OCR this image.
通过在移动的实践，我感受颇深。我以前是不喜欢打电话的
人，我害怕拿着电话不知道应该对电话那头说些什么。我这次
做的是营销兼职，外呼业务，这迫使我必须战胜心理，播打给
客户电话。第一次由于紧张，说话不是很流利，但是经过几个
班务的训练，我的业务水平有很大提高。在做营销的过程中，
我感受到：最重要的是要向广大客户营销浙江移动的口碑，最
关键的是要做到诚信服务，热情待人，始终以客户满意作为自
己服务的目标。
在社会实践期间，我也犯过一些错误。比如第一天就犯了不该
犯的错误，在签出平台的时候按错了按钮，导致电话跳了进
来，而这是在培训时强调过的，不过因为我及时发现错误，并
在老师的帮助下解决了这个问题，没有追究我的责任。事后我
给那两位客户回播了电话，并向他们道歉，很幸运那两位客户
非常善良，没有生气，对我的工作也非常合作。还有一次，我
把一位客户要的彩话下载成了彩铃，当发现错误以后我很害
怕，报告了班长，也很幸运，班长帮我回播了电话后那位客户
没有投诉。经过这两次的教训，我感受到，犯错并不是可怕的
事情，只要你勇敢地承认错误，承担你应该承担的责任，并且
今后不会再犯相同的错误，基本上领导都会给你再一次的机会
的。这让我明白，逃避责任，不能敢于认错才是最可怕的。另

━━━

=== Task statement ===
Write the data back out verbatim.

=== Answer for this exercise ===
OCR this image.
通过在移动的实践，我感受颇深。我以前是不喜欢打电话的
人，我害怕拿着电话不知道应该对电话那头说些什么。我这次
做的是营销兼职，外呼业务，这迫使我必须战胜心理，播打给
客户电话。第一次由于紧张，说话不是很流利，但是经过几个
班务的训练，我的业务水平有很大提高。在做营销的过程中，
我感受到：最重要的是要向广大客户营销浙江移动的口碑，最
关键的是要做到诚信服务，热情待人，始终以客户满意作为自
己服务的目标。
在社会实践期间，我也犯过一些错误。比如第一天就犯了不该
犯的错误，在签出平台的时候按错了按钮，导致电话跳了进
来，而这是在培训时强调过的，不过因为我及时发现错误，并
在老师的帮助下解决了这个问题，没有追究我的责任。事后我
给那两位客户回播了电话，并向他们道歉，很幸运那两位客户
非常善良，没有生气，对我的工作也非常合作。还有一次，我
把一位客户要的彩话下载成了彩铃，当发现错误以后我很害
怕，报告了班长，也很幸运，班长帮我回播了电话后那位客户
没有投诉。经过这两次的教训，我感受到，犯错并不是可怕的
事情，只要你勇敢地承认错误，承担你应该承担的责任，并且
今后不会再犯相同的错误，基本上领导都会给你再一次的机会
的。这让我明白，逃避责任，不能敢于认错才是最可怕的。另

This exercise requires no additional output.